Exercise tasks |
[A] Please answer these questions about the review of the album Beloved:
(i) How many songs are on the album?
(ii) What two sounds are blended at the opening of the title tune?
(iii) What sound opens the song The Wake I Left?
[B] Continue the review of the album Beloved, starting after its final paragraph on the treasure cave piece.

───── Selected excerpt

Reviews

“Beloved” Album Art

Beloved


(Reviewed by RJ Lannan (Zone Music Reporter))

Almost Immortal
I love my writing job because I never know when a surprise will arrive in the mail in the form of great music. This time it is flutist Bill Leyden‘s latest creation, Beloved. For some unknown reason I have been receiving lots of flute music is the last two years; De Maria, Adams, Finzer and many more. Leyden’s music is powerful, yet remains subtle throughout the album of fifteen songs. There are some haunting solo performances as well as multi instrumentals. The light, synthesized orchestral accompaniment of many of the songs is filmy, weightless and does not impede the flow. Where the Hammond organ came from, I’ll never know. Furthermore, there are many Native American flute influences throughout, but that is not in fact the main theme. It sub-title could be something like “things you love” or “a musical journey in my life so far” of the things that I love. In any case, the gentle music is very additive and just the right medicine to calm the spirit. I beg indulgence with my Spanish title translations.

Beloved, the title tune opens the album with a sultry blend of haunting flute and back ground strings. It is s slowing pulsing melody, a heartbeat of passion if you will. There is a drifting quality to the music, a free-floating sense of a heart wandering about and then, returning to the point of origin, to return to safety perhaps.

Rel[oj] de la Vida (The Clock of Life) is the music of a solo wooden flute with its wondrous echoing sound and organic sense. I could hear the music reflect off canyon walls and through the forests as the mountains counted the seasons with their own sense of time. Man has yet to adjust his own spiritual timepiece to such magnificence.

The crash of ocean waves opens the song The Wake I Left. Synthesized background and flute verse balance in a song of inner directed refection. Like the sea, the tune does have a noticeable ebb and flow that slows down the heart long enough to permit retrospection.

Gueve del Tosoro (The Treasure Cave) is a solo piece that notes the history of a mysterious place in the south of Spain. You travel the coast road until you reach La Calla de Moral and take a right turn. The cave is one of the few carved by the sea and has stories of great fortune left by ancient conquerors. The treasure may actually be the blissful beauty that surrounds the area. Bill’s flute snakes along the paths and ends up somewhere in the hills where the legends and splendor abide.

──────────
───── Information supplied

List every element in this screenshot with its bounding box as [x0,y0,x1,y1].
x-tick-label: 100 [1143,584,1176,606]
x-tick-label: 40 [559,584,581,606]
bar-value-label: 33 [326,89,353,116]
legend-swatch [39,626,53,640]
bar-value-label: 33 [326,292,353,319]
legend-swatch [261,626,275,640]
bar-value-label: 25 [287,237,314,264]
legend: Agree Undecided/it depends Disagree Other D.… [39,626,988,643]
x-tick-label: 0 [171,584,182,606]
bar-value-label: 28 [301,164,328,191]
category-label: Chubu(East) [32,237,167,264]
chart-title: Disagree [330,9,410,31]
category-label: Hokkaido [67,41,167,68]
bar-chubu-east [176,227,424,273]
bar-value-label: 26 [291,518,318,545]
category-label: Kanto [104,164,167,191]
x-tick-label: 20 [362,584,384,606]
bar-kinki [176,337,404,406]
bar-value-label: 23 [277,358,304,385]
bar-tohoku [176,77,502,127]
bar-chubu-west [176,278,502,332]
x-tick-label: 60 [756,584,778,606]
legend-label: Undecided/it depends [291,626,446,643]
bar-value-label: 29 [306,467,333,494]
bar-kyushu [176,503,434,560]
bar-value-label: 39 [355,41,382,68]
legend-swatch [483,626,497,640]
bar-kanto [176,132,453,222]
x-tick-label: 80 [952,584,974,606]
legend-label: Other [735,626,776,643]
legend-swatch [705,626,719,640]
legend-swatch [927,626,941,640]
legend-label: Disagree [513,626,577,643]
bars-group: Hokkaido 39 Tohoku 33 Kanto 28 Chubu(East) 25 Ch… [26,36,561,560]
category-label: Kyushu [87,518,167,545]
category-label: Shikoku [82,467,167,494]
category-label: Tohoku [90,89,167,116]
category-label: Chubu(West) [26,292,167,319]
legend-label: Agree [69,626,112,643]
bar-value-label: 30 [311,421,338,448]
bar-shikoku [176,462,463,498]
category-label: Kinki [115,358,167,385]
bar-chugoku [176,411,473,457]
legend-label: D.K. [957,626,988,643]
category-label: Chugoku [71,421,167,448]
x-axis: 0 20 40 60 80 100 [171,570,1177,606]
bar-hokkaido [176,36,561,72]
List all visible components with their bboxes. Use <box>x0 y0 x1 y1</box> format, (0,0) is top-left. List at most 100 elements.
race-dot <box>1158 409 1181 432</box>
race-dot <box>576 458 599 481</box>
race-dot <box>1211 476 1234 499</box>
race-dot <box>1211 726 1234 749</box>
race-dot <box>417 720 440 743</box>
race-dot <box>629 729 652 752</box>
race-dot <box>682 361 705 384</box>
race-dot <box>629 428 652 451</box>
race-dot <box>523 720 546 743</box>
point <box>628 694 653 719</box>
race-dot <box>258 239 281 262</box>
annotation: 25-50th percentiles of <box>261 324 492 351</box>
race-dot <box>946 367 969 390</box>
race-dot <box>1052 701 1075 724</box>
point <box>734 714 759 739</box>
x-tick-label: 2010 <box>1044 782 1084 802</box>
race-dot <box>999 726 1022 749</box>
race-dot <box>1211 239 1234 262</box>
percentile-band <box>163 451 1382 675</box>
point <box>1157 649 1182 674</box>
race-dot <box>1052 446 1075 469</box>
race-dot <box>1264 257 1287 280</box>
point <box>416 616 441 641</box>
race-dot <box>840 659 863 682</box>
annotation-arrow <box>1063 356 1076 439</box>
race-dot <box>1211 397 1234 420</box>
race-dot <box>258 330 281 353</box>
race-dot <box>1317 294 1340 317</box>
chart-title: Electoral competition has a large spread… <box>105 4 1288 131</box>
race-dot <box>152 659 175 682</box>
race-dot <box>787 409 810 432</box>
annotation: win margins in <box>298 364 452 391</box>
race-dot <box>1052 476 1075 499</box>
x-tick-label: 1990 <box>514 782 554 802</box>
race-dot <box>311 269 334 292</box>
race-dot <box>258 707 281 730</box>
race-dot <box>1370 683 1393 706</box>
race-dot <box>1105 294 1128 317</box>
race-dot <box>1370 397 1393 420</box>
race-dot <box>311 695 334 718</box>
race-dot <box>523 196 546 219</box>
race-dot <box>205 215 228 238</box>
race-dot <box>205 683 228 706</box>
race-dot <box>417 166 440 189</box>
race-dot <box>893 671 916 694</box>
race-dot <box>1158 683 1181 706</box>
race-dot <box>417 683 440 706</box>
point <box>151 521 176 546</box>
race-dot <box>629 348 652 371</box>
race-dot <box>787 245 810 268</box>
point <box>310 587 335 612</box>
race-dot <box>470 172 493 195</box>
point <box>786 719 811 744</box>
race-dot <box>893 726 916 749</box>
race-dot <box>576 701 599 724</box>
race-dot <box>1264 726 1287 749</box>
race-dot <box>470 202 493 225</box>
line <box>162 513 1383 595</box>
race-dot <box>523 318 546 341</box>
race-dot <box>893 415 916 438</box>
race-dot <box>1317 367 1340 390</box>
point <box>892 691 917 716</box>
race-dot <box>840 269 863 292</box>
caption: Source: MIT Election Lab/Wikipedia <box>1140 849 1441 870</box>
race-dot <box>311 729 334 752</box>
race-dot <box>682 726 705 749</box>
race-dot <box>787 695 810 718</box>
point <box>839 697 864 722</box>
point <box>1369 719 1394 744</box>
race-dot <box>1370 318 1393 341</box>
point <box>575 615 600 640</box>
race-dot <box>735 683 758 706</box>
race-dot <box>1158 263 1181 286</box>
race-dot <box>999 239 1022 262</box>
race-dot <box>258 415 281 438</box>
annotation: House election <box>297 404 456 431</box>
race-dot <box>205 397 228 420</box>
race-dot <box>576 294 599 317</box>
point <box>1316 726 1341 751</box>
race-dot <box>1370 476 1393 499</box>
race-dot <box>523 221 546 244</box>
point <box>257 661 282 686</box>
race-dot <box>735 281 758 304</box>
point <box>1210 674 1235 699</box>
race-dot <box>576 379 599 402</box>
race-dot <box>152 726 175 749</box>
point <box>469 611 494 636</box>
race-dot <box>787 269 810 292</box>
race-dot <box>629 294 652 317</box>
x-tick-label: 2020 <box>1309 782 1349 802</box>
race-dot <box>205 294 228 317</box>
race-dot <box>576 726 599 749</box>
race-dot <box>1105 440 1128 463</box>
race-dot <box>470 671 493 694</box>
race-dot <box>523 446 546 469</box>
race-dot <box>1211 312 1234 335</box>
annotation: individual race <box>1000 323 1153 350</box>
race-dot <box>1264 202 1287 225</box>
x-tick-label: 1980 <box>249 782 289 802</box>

──────────

Exercise responses |
[A]
(i) Fifteen.
(ii) Haunting flute and background strings.
(iii) The crash of ocean waves.

[B]
Second Growth seemed so appropriate on the day of this writing. The storm came in quickly, and with a cleansing wash covered everything around me. The air was fresh and pure after its passing and everything seemed renewed. The leaves were greener, the irises were a brighter purple and the sky was study in blue contrast. Bill’s use of sinewy violin, gentle drones and an echoing flute promised second growth that was palpable.

Ya Habibi may be Arabic for loved one and so carries the title in a Middle Eastern themed solo flute tune. Though the arid wind blows and the empty desert freezes in the nighttime, the warbling intro and peaceful melody reminds me that there is no sun hot enough to desiccate the power of love. And no distance is too great to try to separate the heart of a lover from another.

Bill Leyden has at least forty albums that I know of. He is a master of the Native American flute and his music is intricate, emotional and peaceful. His dogma is that once we understand the theory of the Incans who believe that our body is surrounded by a special energy, than we can use the knowledge to heal in extraordinary ways. His music has made me a believer.

Rating: Very Good Very Good

Reviewed by Shayde Christian (Writer/Director):

With “Beloved,” Leyden has graduated to a new level of artistry. I enjoyed “Peace Be Still” and “Portal To Stillness” but Beloved is transcendent. Leyden has never been one to hang his melodies on strict structures, but Beloved roams so freely, so effortlessly, that it’s difficult to understand how it all holds together. Yet it does. Like a ribbon affixed to a wand in the hands of a skilled and lithely dancer.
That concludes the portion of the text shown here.